• _DATA LINES_
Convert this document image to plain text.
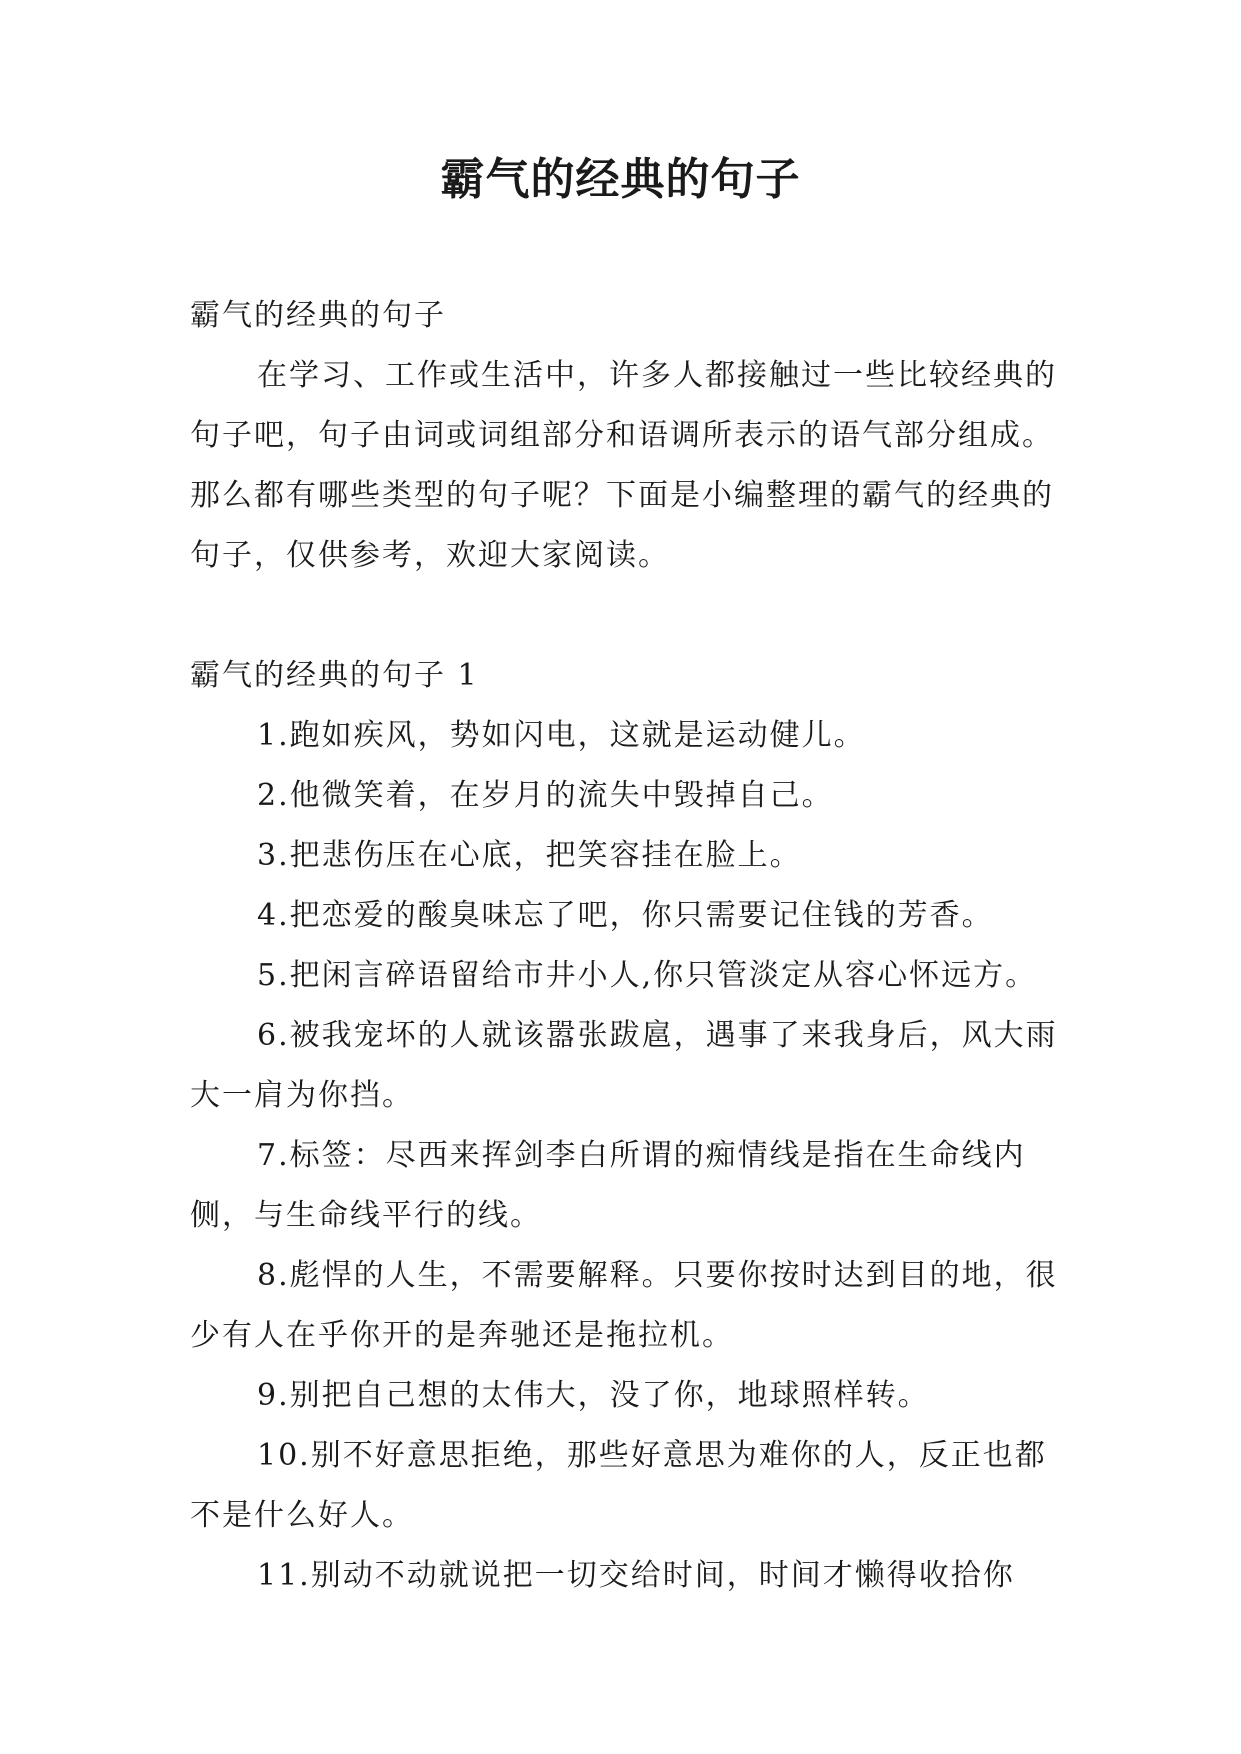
霸气的经典的句子

霸气的经典的句子

在学习、工作或生活中，许多人都接触过一些比较经典的句子吧，句子由词或词组部分和语调所表示的语气部分组成。那么都有哪些类型的句子呢？下面是小编整理的霸气的经典的句子，仅供参考，欢迎大家阅读。

霸气的经典的句子 1

1.跑如疾风，势如闪电，这就是运动健儿。

2.他微笑着，在岁月的流失中毁掉自己。

3.把悲伤压在心底，把笑容挂在脸上。

4.把恋爱的酸臭味忘了吧，你只需要记住钱的芳香。

5.把闲言碎语留给市井小人,你只管淡定从容心怀远方。

6.被我宠坏的人就该嚣张跋扈，遇事了来我身后，风大雨大一肩为你挡。

7.标签：尽西来挥剑李白所谓的痴情线是指在生命线内侧，与生命线平行的线。

8.彪悍的人生，不需要解释。只要你按时达到目的地，很少有人在乎你开的是奔驰还是拖拉机。

9.别把自己想的太伟大，没了你，地球照样转。

10.别不好意思拒绝，那些好意思为难你的人，反正也都不是什么好人。

11.别动不动就说把一切交给时间，时间才懒得收拾你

• _WORK TO DO_
Transcribe the complete set of entries verbatim. No pictures belong in the copy.

• _WORKED SOLUTION_
Convert this document image to plain text.
霸气的经典的句子

霸气的经典的句子

在学习、工作或生活中，许多人都接触过一些比较经典的句子吧，句子由词或词组部分和语调所表示的语气部分组成。那么都有哪些类型的句子呢？下面是小编整理的霸气的经典的句子，仅供参考，欢迎大家阅读。

霸气的经典的句子 1

1.跑如疾风，势如闪电，这就是运动健儿。

2.他微笑着，在岁月的流失中毁掉自己。

3.把悲伤压在心底，把笑容挂在脸上。

4.把恋爱的酸臭味忘了吧，你只需要记住钱的芳香。

5.把闲言碎语留给市井小人,你只管淡定从容心怀远方。

6.被我宠坏的人就该嚣张跋扈，遇事了来我身后，风大雨大一肩为你挡。

7.标签：尽西来挥剑李白所谓的痴情线是指在生命线内侧，与生命线平行的线。

8.彪悍的人生，不需要解释。只要你按时达到目的地，很少有人在乎你开的是奔驰还是拖拉机。

9.别把自己想的太伟大，没了你，地球照样转。

10.别不好意思拒绝，那些好意思为难你的人，反正也都不是什么好人。

11.别动不动就说把一切交给时间，时间才懒得收拾你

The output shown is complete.